> Exercise description: Omit the pictures and return every entry exactly as written.

"""

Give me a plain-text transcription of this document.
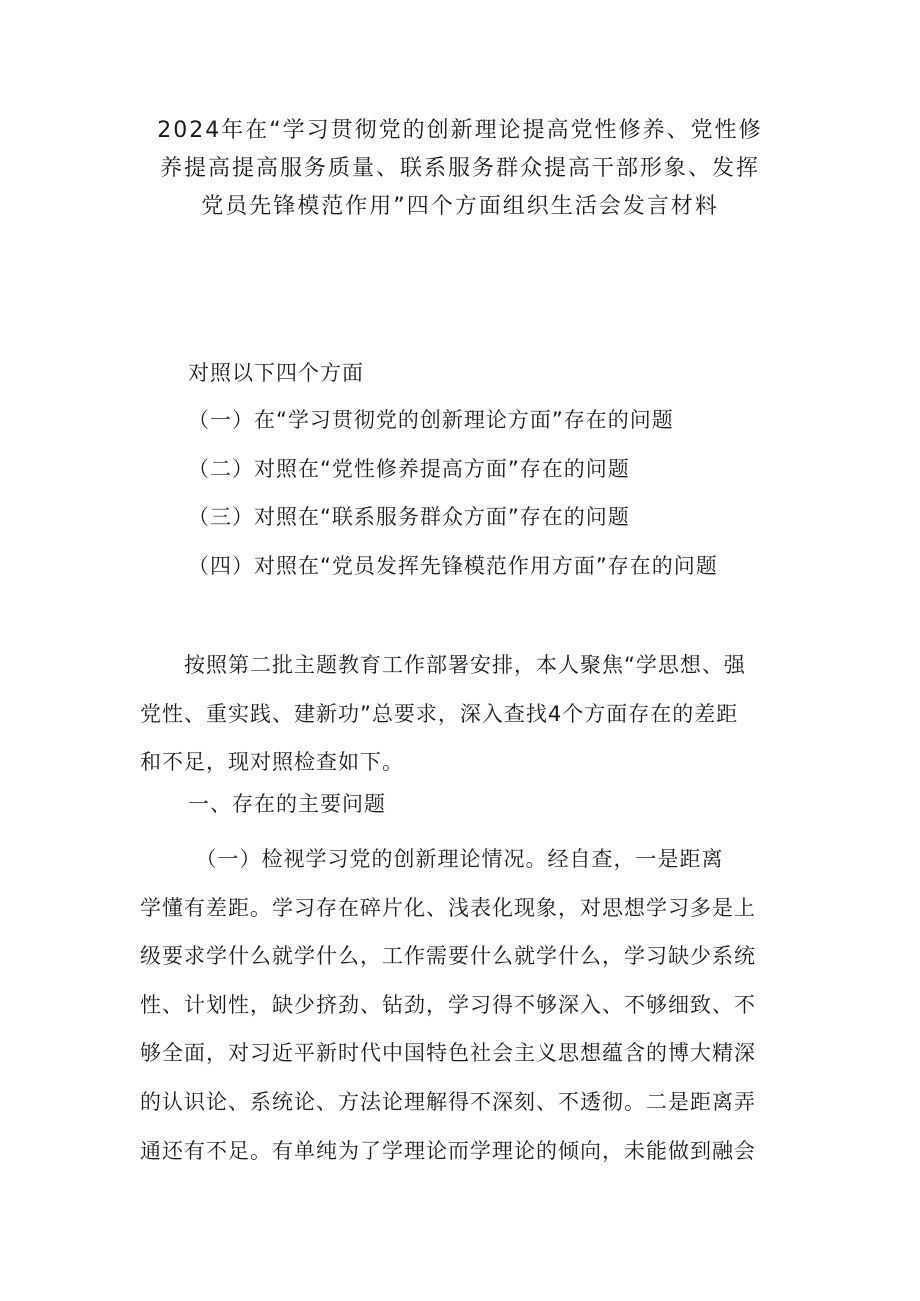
2024年在“学习贯彻党的创新理论提高党性修养、党性修
养提高提高服务质量、联系服务群众提高干部形象、发挥
党员先锋模范作用”四个方面组织生活会发言材料

对照以下四个方面

（一）在“学习贯彻党的创新理论方面”存在的问题

（二）对照在“党性修养提高方面”存在的问题

（三）对照在“联系服务群众方面”存在的问题

（四）对照在“党员发挥先锋模范作用方面”存在的问题

　　按照第二批主题教育工作部署安排，本人聚焦“学思想、强
党性、重实践、建新功”总要求，深入查找4个方面存在的差距
和不足，现对照检查如下。

一、存在的主要问题

　　　（一）检视学习党的创新理论情况。经自查，一是距离
学懂有差距。学习存在碎片化、浅表化现象，对思想学习多是上
级要求学什么就学什么，工作需要什么就学什么，学习缺少系统
性、计划性，缺少挤劲、钻劲，学习得不够深入、不够细致、不
够全面，对习近平新时代中国特色社会主义思想蕴含的博大精深
的认识论、系统论、方法论理解得不深刻、不透彻。二是距离弄
通还有不足。有单纯为了学理论而学理论的倾向，未能做到融会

"""

> Exercise solution:
Give me a plain-text transcription of this document.
2024年在“学习贯彻党的创新理论提高党性修养、党性修
养提高提高服务质量、联系服务群众提高干部形象、发挥
党员先锋模范作用”四个方面组织生活会发言材料

对照以下四个方面

（一）在“学习贯彻党的创新理论方面”存在的问题

（二）对照在“党性修养提高方面”存在的问题

（三）对照在“联系服务群众方面”存在的问题

（四）对照在“党员发挥先锋模范作用方面”存在的问题

　　按照第二批主题教育工作部署安排，本人聚焦“学思想、强
党性、重实践、建新功”总要求，深入查找4个方面存在的差距
和不足，现对照检查如下。

一、存在的主要问题

　　　（一）检视学习党的创新理论情况。经自查，一是距离
学懂有差距。学习存在碎片化、浅表化现象，对思想学习多是上
级要求学什么就学什么，工作需要什么就学什么，学习缺少系统
性、计划性，缺少挤劲、钻劲，学习得不够深入、不够细致、不
够全面，对习近平新时代中国特色社会主义思想蕴含的博大精深
的认识论、系统论、方法论理解得不深刻、不透彻。二是距离弄
通还有不足。有单纯为了学理论而学理论的倾向，未能做到融会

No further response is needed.